* Begin Records to use *

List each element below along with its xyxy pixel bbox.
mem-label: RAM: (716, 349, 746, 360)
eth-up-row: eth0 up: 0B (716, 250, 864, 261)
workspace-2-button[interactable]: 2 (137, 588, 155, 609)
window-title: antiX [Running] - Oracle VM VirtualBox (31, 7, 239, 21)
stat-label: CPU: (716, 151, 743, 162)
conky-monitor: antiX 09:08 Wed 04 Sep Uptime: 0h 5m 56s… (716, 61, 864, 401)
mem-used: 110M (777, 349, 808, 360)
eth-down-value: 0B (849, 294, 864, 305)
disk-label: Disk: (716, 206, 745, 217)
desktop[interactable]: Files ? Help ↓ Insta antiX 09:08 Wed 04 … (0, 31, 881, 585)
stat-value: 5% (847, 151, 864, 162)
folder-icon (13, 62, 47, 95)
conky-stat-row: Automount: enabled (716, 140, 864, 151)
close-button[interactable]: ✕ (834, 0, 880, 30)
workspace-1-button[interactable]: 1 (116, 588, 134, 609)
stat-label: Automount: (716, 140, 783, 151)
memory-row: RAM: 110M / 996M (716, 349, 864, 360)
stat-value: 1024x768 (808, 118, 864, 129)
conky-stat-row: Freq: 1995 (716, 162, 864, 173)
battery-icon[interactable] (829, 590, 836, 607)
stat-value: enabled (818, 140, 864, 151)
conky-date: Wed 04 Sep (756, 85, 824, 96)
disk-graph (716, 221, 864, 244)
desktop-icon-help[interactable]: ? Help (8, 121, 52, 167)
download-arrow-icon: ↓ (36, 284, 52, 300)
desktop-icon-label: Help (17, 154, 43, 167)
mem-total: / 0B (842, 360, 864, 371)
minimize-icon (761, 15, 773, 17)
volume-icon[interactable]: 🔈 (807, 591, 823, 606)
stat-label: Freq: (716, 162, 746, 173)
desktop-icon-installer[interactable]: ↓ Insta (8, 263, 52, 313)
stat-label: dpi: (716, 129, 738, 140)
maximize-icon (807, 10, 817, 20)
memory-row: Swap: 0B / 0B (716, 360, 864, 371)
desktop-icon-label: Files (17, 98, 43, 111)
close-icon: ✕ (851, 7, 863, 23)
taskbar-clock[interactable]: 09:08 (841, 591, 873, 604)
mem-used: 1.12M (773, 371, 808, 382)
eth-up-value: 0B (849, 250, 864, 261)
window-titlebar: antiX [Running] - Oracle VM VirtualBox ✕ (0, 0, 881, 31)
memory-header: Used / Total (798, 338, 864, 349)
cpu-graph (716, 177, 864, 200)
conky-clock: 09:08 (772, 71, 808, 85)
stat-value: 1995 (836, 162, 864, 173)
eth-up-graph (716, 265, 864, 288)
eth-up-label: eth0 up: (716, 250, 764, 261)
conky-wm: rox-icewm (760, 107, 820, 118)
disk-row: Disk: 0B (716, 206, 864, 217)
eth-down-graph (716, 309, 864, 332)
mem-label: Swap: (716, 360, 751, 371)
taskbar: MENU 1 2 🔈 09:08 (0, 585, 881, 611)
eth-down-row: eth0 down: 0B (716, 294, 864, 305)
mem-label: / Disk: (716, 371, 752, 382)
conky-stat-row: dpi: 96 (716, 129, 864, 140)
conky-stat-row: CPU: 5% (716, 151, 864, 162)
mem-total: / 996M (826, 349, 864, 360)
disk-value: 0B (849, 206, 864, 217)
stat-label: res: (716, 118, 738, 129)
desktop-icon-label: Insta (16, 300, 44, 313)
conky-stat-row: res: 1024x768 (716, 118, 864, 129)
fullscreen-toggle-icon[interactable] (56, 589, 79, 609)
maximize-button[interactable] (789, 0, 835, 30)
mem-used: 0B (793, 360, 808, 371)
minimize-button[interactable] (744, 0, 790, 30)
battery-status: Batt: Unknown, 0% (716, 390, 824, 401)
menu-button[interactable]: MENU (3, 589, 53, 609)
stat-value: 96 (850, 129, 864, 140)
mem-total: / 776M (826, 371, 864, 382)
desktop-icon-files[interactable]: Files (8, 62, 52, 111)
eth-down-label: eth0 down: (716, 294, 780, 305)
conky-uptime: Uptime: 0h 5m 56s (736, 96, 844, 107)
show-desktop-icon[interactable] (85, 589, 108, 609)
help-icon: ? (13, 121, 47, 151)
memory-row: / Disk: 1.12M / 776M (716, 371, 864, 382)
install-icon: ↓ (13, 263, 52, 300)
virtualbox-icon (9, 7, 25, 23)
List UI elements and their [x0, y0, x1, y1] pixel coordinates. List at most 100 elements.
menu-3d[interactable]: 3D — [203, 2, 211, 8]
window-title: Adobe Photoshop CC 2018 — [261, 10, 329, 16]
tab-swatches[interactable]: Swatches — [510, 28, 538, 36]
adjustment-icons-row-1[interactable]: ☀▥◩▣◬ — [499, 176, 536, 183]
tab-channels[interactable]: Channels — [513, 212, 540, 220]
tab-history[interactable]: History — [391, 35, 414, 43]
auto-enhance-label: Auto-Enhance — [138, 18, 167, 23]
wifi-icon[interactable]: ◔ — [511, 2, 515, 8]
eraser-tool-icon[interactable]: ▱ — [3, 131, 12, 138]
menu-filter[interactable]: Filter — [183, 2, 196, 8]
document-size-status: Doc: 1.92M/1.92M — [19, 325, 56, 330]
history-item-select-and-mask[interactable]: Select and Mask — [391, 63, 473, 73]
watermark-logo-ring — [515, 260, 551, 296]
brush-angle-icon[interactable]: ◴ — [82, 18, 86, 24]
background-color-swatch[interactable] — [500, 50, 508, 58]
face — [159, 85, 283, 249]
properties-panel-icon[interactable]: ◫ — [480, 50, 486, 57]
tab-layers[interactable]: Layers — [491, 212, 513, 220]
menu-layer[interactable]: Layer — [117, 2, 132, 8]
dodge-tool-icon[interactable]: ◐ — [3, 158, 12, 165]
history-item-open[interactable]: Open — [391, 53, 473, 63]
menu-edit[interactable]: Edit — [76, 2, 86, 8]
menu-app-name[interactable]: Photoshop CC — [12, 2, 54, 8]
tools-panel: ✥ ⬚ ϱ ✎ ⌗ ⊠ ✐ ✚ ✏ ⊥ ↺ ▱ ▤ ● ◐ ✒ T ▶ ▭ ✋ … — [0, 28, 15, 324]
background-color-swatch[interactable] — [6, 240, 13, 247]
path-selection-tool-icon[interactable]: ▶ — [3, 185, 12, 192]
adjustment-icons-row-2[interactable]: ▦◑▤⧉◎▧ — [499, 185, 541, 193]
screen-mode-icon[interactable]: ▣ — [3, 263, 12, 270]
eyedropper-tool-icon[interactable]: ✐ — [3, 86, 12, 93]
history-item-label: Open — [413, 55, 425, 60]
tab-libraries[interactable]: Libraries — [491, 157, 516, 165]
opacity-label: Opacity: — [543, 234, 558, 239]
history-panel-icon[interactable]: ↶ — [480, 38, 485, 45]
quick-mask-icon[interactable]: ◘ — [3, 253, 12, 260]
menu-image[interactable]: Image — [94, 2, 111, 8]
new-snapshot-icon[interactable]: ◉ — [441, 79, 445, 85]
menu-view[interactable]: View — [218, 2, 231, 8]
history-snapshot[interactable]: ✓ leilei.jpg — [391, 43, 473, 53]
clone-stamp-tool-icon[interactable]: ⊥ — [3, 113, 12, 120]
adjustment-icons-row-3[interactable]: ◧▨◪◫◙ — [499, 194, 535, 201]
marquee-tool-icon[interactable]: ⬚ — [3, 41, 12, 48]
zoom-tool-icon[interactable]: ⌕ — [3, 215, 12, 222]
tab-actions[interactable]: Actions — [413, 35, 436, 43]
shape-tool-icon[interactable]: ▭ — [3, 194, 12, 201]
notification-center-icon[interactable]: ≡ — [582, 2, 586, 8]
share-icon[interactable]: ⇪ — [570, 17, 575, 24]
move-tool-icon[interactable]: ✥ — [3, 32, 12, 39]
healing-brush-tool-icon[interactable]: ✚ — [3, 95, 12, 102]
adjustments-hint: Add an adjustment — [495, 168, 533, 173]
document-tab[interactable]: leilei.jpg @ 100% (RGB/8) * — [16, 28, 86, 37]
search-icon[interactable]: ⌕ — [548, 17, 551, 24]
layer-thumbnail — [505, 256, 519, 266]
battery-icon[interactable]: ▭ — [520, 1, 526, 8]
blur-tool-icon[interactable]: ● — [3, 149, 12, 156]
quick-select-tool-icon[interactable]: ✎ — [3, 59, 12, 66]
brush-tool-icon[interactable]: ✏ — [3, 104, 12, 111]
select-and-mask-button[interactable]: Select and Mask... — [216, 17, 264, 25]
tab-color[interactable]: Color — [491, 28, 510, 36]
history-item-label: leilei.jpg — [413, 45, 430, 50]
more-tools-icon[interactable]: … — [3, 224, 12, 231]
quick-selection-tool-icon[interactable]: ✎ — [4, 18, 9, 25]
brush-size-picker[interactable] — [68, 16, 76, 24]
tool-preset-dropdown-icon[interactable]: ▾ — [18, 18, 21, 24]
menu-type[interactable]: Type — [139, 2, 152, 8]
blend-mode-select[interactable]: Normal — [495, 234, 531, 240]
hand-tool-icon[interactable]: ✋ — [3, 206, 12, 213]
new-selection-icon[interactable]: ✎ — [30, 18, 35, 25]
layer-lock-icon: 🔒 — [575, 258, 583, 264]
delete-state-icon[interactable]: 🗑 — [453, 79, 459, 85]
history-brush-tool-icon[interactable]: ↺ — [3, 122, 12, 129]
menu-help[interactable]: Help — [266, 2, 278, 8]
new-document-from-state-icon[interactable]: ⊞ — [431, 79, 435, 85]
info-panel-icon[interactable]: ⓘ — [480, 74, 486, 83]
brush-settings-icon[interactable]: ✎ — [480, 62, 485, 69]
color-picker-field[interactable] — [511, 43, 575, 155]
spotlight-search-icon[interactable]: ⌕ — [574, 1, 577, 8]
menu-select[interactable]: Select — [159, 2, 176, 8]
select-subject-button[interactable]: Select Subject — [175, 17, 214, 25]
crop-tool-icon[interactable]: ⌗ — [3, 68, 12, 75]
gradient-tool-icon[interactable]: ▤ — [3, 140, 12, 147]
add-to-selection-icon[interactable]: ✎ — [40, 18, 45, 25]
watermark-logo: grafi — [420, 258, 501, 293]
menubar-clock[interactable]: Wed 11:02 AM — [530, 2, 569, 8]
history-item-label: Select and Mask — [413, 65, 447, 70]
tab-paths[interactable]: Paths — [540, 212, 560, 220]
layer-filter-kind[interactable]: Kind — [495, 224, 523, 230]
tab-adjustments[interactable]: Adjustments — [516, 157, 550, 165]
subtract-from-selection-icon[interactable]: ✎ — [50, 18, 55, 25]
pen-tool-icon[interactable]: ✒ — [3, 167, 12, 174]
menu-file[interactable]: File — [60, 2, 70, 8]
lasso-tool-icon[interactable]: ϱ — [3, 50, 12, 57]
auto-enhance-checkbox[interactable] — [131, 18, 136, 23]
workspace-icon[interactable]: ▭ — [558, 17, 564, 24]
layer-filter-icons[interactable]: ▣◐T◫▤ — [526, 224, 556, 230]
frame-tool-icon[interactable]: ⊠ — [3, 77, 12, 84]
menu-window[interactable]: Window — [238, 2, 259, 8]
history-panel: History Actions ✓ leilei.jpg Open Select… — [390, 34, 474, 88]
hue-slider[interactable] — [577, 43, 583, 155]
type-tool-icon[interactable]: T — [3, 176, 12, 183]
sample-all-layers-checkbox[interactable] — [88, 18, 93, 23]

* End Records to use *

Written task: Copy the data line for line without changes, from its first line through the line that contains "folder-icon (13, 62, 47, 95)", including both of these lines.

Exercise response:
List each element below along with its xyxy pixel bbox.
mem-label: RAM: (716, 349, 746, 360)
eth-up-row: eth0 up: 0B (716, 250, 864, 261)
workspace-2-button[interactable]: 2 (137, 588, 155, 609)
window-title: antiX [Running] - Oracle VM VirtualBox (31, 7, 239, 21)
stat-label: CPU: (716, 151, 743, 162)
conky-monitor: antiX 09:08 Wed 04 Sep Uptime: 0h 5m 56s… (716, 61, 864, 401)
mem-used: 110M (777, 349, 808, 360)
eth-down-value: 0B (849, 294, 864, 305)
disk-label: Disk: (716, 206, 745, 217)
desktop[interactable]: Files ? Help ↓ Insta antiX 09:08 Wed 04 … (0, 31, 881, 585)
stat-value: 5% (847, 151, 864, 162)
folder-icon (13, 62, 47, 95)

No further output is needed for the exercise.